YOUR OBJECTIVE
Without the pictures, return all of the material exactly as written.

Source records
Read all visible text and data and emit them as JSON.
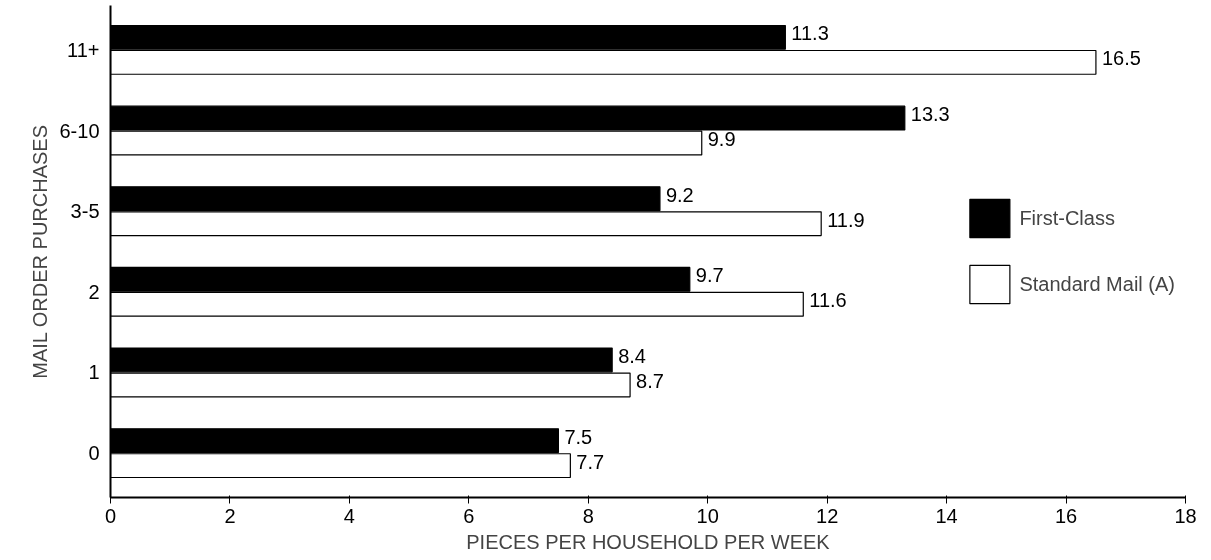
{
  "chart_data": {
    "type": "bar",
    "orientation": "horizontal",
    "xlabel": "PIECES PER HOUSEHOLD PER WEEK",
    "ylabel": "MAIL ORDER PURCHASES",
    "categories": [
      "11+",
      "6-10",
      "3-5",
      "2",
      "1",
      "0"
    ],
    "series": [
      {
        "name": "First-Class",
        "color": "#000000",
        "values": [
          11.3,
          13.3,
          9.2,
          9.7,
          8.4,
          7.5
        ]
      },
      {
        "name": "Standard Mail (A)",
        "color": "#ffffff",
        "values": [
          16.5,
          9.9,
          11.9,
          11.6,
          8.7,
          7.7
        ]
      }
    ],
    "xlim": [
      0,
      18
    ],
    "xticks": [
      0,
      2,
      4,
      6,
      8,
      10,
      12,
      14,
      16,
      18
    ],
    "data_labels": true,
    "grid": false,
    "legend": "right"
  }
}
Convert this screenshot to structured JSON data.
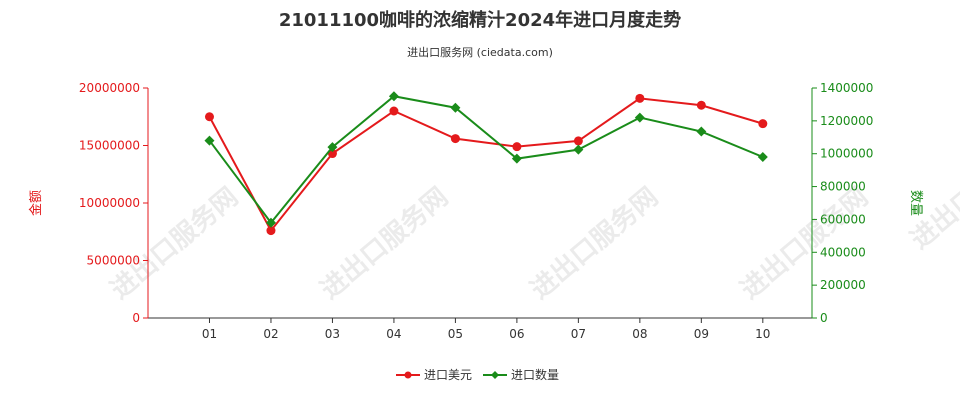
{
  "chart_data": {
    "type": "line",
    "title": "21011100咖啡的浓缩精汁2024年进口月度走势",
    "subtitle": "进出口服务网 (ciedata.com)",
    "watermark": "进出口服务网",
    "categories": [
      "01",
      "02",
      "03",
      "04",
      "05",
      "06",
      "07",
      "08",
      "09",
      "10"
    ],
    "y_left": {
      "label": "金额",
      "range": [
        0,
        20000000
      ],
      "ticks": [
        "0",
        "5000000",
        "10000000",
        "15000000",
        "20000000"
      ],
      "color": "#e41a1c"
    },
    "y_right": {
      "label": "数量",
      "range": [
        0,
        1400000
      ],
      "ticks": [
        "0",
        "200000",
        "400000",
        "600000",
        "800000",
        "1000000",
        "1200000",
        "1400000"
      ],
      "color": "#1a8c1a"
    },
    "series": [
      {
        "name": "进口美元",
        "axis": "left",
        "color": "#e41a1c",
        "values": [
          17500000,
          7600000,
          14300000,
          18000000,
          15600000,
          14900000,
          15400000,
          19100000,
          18500000,
          16900000
        ]
      },
      {
        "name": "进口数量",
        "axis": "right",
        "color": "#1a8c1a",
        "values": [
          1080000,
          580000,
          1040000,
          1350000,
          1280000,
          970000,
          1025000,
          1220000,
          1135000,
          980000
        ]
      }
    ],
    "legend_position": "bottom-center",
    "grid": false
  }
}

ANSWER
Read all visible text and data and emit them as JSON.
{
  "chart_data": {
    "type": "bar",
    "orientation": "horizontal",
    "xlabel": "PIECES PER HOUSEHOLD PER WEEK",
    "ylabel": "MAIL ORDER PURCHASES",
    "categories": [
      "11+",
      "6-10",
      "3-5",
      "2",
      "1",
      "0"
    ],
    "series": [
      {
        "name": "First-Class",
        "color": "#000000",
        "values": [
          11.3,
          13.3,
          9.2,
          9.7,
          8.4,
          7.5
        ]
      },
      {
        "name": "Standard Mail (A)",
        "color": "#ffffff",
        "values": [
          16.5,
          9.9,
          11.9,
          11.6,
          8.7,
          7.7
        ]
      }
    ],
    "xlim": [
      0,
      18
    ],
    "xticks": [
      0,
      2,
      4,
      6,
      8,
      10,
      12,
      14,
      16,
      18
    ],
    "data_labels": true,
    "grid": false,
    "legend": "right"
  }
}
Convert this screenshot to structured JSON data.
{
  "chart_data": {
    "type": "line",
    "title": "21011100咖啡的浓缩精汁2024年进口月度走势",
    "subtitle": "进出口服务网 (ciedata.com)",
    "watermark": "进出口服务网",
    "categories": [
      "01",
      "02",
      "03",
      "04",
      "05",
      "06",
      "07",
      "08",
      "09",
      "10"
    ],
    "y_left": {
      "label": "金额",
      "range": [
        0,
        20000000
      ],
      "ticks": [
        "0",
        "5000000",
        "10000000",
        "15000000",
        "20000000"
      ],
      "color": "#e41a1c"
    },
    "y_right": {
      "label": "数量",
      "range": [
        0,
        1400000
      ],
      "ticks": [
        "0",
        "200000",
        "400000",
        "600000",
        "800000",
        "1000000",
        "1200000",
        "1400000"
      ],
      "color": "#1a8c1a"
    },
    "series": [
      {
        "name": "进口美元",
        "axis": "left",
        "color": "#e41a1c",
        "values": [
          17500000,
          7600000,
          14300000,
          18000000,
          15600000,
          14900000,
          15400000,
          19100000,
          18500000,
          16900000
        ]
      },
      {
        "name": "进口数量",
        "axis": "right",
        "color": "#1a8c1a",
        "values": [
          1080000,
          580000,
          1040000,
          1350000,
          1280000,
          970000,
          1025000,
          1220000,
          1135000,
          980000
        ]
      }
    ],
    "legend_position": "bottom-center",
    "grid": false
  }
}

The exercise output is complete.